:: DATA RECORDS ::
▬▬▬▬▬▬▬▬▬▬

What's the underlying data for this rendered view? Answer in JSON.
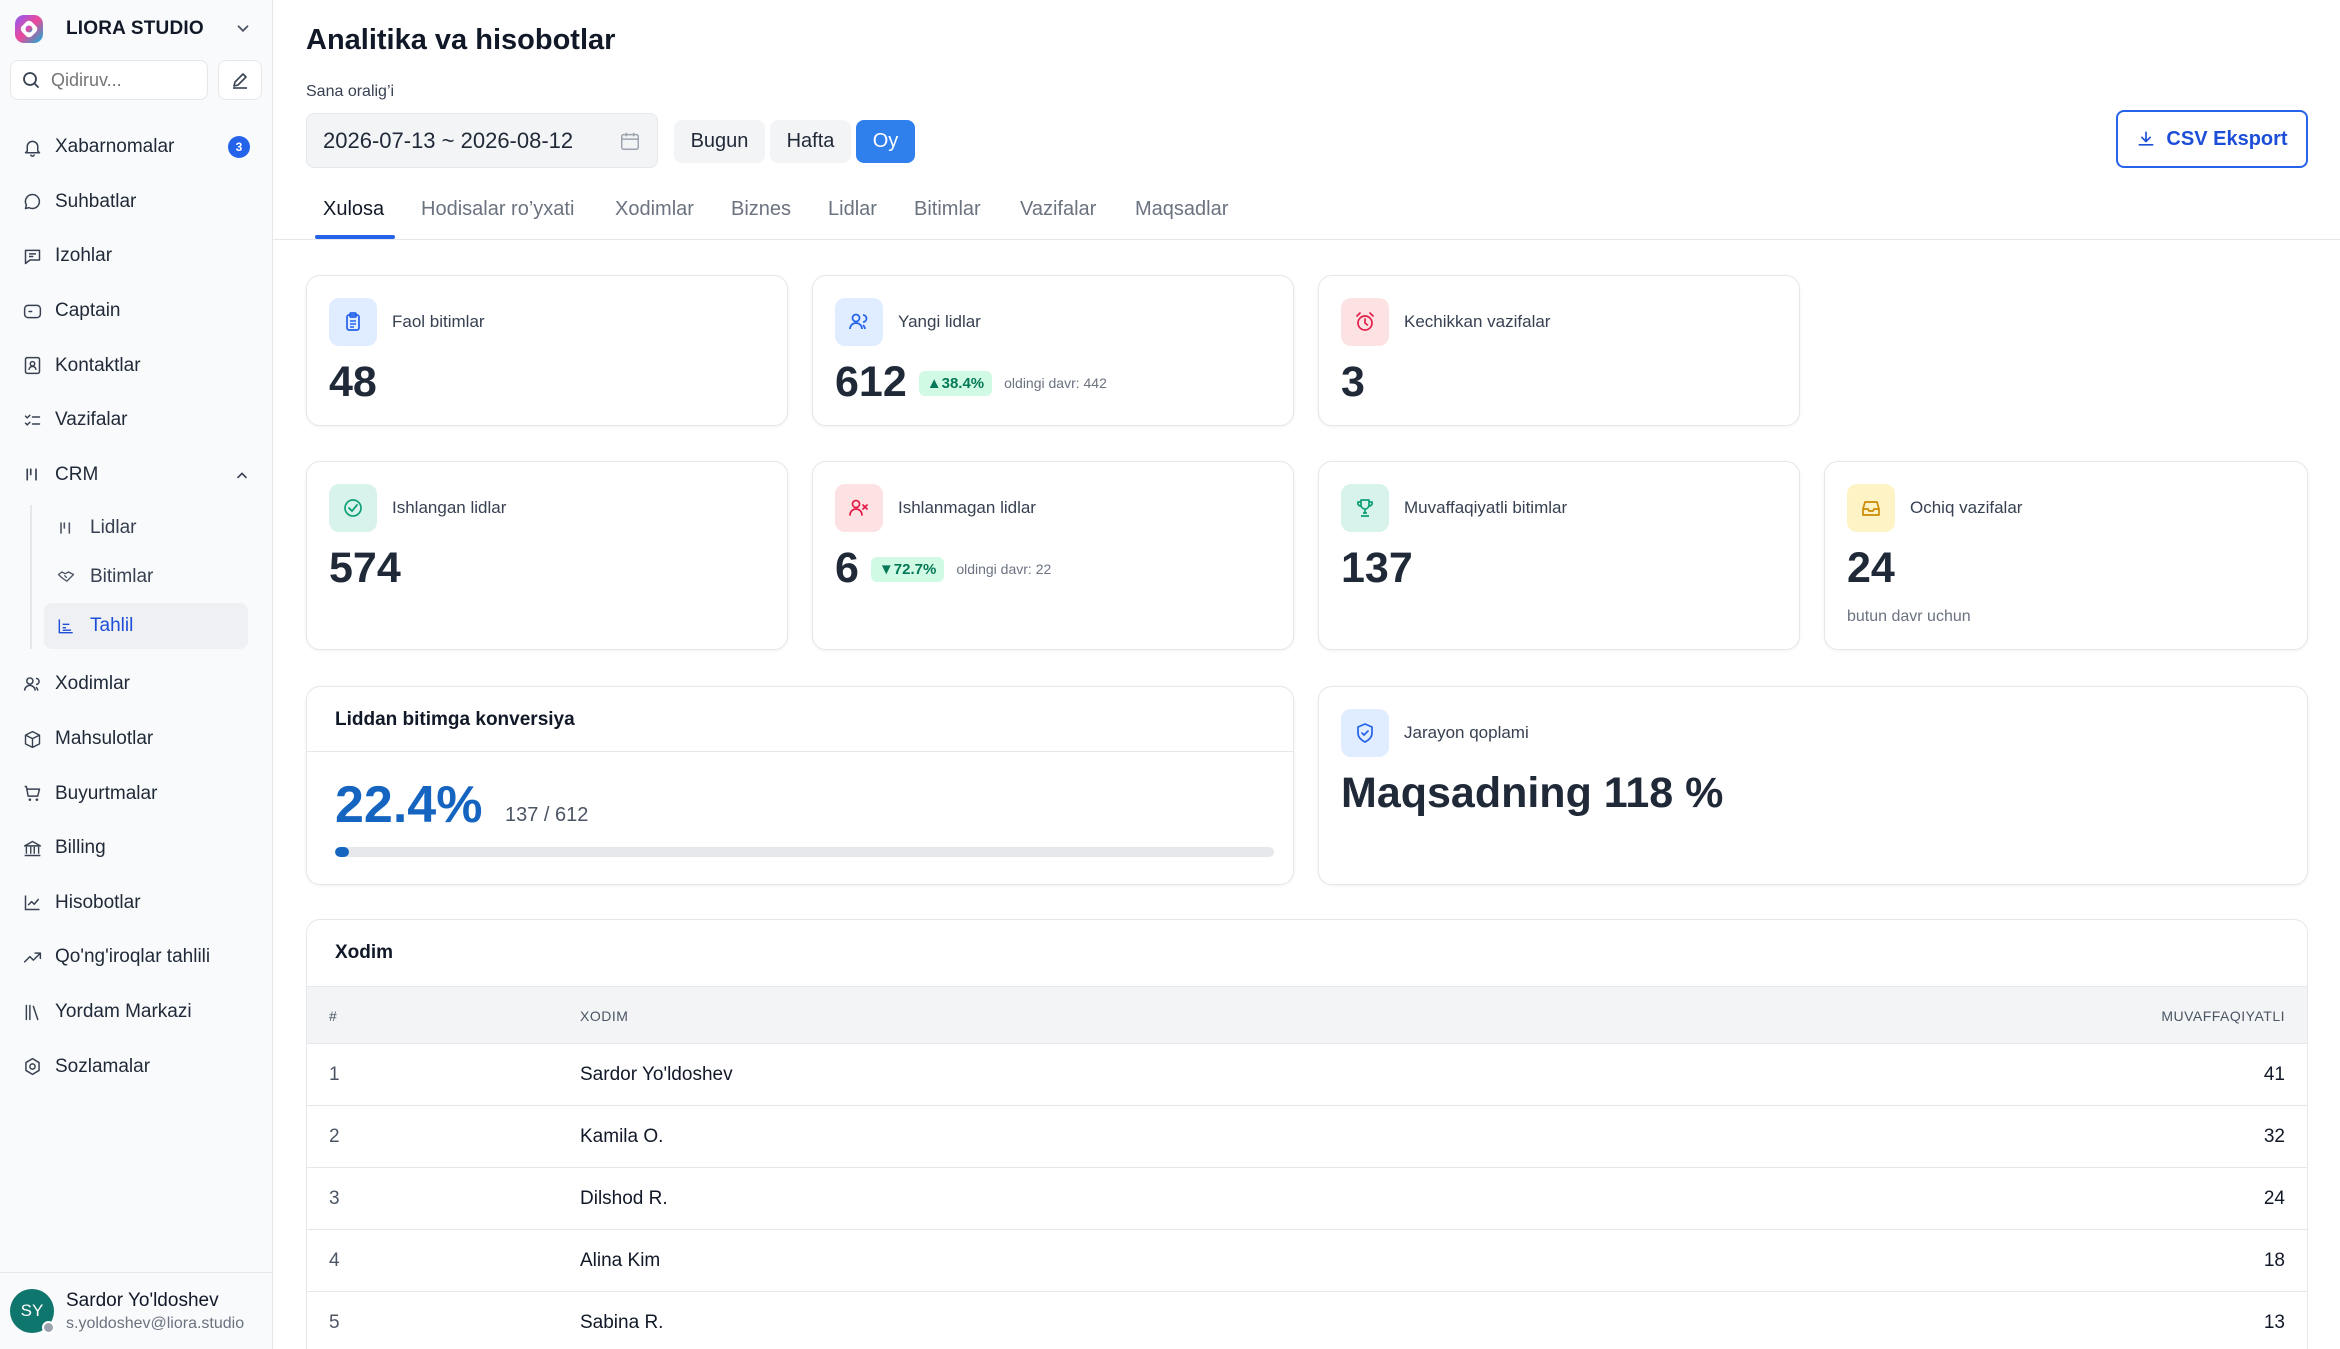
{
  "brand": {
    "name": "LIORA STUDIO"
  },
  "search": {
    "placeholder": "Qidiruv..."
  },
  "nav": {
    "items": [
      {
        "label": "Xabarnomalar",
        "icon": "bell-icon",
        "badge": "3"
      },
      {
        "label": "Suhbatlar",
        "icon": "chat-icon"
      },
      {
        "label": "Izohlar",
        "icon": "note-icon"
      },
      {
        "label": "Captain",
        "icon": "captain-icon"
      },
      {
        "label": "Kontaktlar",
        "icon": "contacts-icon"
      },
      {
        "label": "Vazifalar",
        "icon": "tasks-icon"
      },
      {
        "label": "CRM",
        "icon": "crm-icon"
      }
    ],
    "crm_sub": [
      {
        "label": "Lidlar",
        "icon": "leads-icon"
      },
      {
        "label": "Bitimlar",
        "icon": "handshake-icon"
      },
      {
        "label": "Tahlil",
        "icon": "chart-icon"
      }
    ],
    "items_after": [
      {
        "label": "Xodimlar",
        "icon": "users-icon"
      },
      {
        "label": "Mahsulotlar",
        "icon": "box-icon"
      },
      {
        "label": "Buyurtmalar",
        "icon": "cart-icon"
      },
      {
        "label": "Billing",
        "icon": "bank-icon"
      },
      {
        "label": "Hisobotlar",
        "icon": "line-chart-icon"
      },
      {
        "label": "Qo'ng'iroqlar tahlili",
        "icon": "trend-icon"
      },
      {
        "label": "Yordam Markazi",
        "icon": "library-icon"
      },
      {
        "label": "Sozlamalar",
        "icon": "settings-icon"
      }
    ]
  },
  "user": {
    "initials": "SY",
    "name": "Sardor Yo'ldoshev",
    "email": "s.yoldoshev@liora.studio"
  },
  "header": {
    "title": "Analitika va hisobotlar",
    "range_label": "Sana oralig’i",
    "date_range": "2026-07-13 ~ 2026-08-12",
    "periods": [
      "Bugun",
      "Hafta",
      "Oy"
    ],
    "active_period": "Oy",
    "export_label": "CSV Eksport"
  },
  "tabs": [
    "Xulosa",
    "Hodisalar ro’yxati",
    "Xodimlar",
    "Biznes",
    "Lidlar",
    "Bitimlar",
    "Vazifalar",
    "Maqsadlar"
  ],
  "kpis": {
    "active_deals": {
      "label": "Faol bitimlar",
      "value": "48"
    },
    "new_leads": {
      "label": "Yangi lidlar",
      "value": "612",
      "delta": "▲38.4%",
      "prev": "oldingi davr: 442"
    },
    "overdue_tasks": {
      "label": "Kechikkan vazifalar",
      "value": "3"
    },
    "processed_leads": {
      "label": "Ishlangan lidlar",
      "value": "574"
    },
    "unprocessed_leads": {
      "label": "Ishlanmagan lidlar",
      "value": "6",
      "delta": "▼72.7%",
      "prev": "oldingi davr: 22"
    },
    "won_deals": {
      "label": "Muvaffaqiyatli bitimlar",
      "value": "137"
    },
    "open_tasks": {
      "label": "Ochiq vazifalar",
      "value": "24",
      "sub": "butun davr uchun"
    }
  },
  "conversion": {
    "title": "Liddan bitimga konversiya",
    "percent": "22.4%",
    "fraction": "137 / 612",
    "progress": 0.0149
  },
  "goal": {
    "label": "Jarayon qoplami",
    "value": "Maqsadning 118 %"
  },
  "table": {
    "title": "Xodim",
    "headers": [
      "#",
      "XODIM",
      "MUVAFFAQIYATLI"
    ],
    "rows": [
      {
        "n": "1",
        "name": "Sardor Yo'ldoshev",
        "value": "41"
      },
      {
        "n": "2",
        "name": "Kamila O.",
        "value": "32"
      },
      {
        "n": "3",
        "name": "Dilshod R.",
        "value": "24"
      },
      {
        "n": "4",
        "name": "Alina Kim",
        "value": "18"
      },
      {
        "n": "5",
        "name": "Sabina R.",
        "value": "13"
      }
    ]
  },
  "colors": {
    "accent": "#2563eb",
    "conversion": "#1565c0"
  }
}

▬▬▬▬▬▬▬▬▬▬

Each line of the data should be quoted exactly, with pictures left out.

What's the underlying data for this rendered view? Answer in JSON.
{
  "brand": {
    "name": "LIORA STUDIO"
  },
  "search": {
    "placeholder": "Qidiruv..."
  },
  "nav": {
    "items": [
      {
        "label": "Xabarnomalar",
        "icon": "bell-icon",
        "badge": "3"
      },
      {
        "label": "Suhbatlar",
        "icon": "chat-icon"
      },
      {
        "label": "Izohlar",
        "icon": "note-icon"
      },
      {
        "label": "Captain",
        "icon": "captain-icon"
      },
      {
        "label": "Kontaktlar",
        "icon": "contacts-icon"
      },
      {
        "label": "Vazifalar",
        "icon": "tasks-icon"
      },
      {
        "label": "CRM",
        "icon": "crm-icon"
      }
    ],
    "crm_sub": [
      {
        "label": "Lidlar",
        "icon": "leads-icon"
      },
      {
        "label": "Bitimlar",
        "icon": "handshake-icon"
      },
      {
        "label": "Tahlil",
        "icon": "chart-icon"
      }
    ],
    "items_after": [
      {
        "label": "Xodimlar",
        "icon": "users-icon"
      },
      {
        "label": "Mahsulotlar",
        "icon": "box-icon"
      },
      {
        "label": "Buyurtmalar",
        "icon": "cart-icon"
      },
      {
        "label": "Billing",
        "icon": "bank-icon"
      },
      {
        "label": "Hisobotlar",
        "icon": "line-chart-icon"
      },
      {
        "label": "Qo'ng'iroqlar tahlili",
        "icon": "trend-icon"
      },
      {
        "label": "Yordam Markazi",
        "icon": "library-icon"
      },
      {
        "label": "Sozlamalar",
        "icon": "settings-icon"
      }
    ]
  },
  "user": {
    "initials": "SY",
    "name": "Sardor Yo'ldoshev",
    "email": "s.yoldoshev@liora.studio"
  },
  "header": {
    "title": "Analitika va hisobotlar",
    "range_label": "Sana oralig’i",
    "date_range": "2026-07-13 ~ 2026-08-12",
    "periods": [
      "Bugun",
      "Hafta",
      "Oy"
    ],
    "active_period": "Oy",
    "export_label": "CSV Eksport"
  },
  "tabs": [
    "Xulosa",
    "Hodisalar ro’yxati",
    "Xodimlar",
    "Biznes",
    "Lidlar",
    "Bitimlar",
    "Vazifalar",
    "Maqsadlar"
  ],
  "kpis": {
    "active_deals": {
      "label": "Faol bitimlar",
      "value": "48"
    },
    "new_leads": {
      "label": "Yangi lidlar",
      "value": "612",
      "delta": "▲38.4%",
      "prev": "oldingi davr: 442"
    },
    "overdue_tasks": {
      "label": "Kechikkan vazifalar",
      "value": "3"
    },
    "processed_leads": {
      "label": "Ishlangan lidlar",
      "value": "574"
    },
    "unprocessed_leads": {
      "label": "Ishlanmagan lidlar",
      "value": "6",
      "delta": "▼72.7%",
      "prev": "oldingi davr: 22"
    },
    "won_deals": {
      "label": "Muvaffaqiyatli bitimlar",
      "value": "137"
    },
    "open_tasks": {
      "label": "Ochiq vazifalar",
      "value": "24",
      "sub": "butun davr uchun"
    }
  },
  "conversion": {
    "title": "Liddan bitimga konversiya",
    "percent": "22.4%",
    "fraction": "137 / 612",
    "progress": 0.0149
  },
  "goal": {
    "label": "Jarayon qoplami",
    "value": "Maqsadning 118 %"
  },
  "table": {
    "title": "Xodim",
    "headers": [
      "#",
      "XODIM",
      "MUVAFFAQIYATLI"
    ],
    "rows": [
      {
        "n": "1",
        "name": "Sardor Yo'ldoshev",
        "value": "41"
      },
      {
        "n": "2",
        "name": "Kamila O.",
        "value": "32"
      },
      {
        "n": "3",
        "name": "Dilshod R.",
        "value": "24"
      },
      {
        "n": "4",
        "name": "Alina Kim",
        "value": "18"
      },
      {
        "n": "5",
        "name": "Sabina R.",
        "value": "13"
      }
    ]
  },
  "colors": {
    "accent": "#2563eb",
    "conversion": "#1565c0"
  }
}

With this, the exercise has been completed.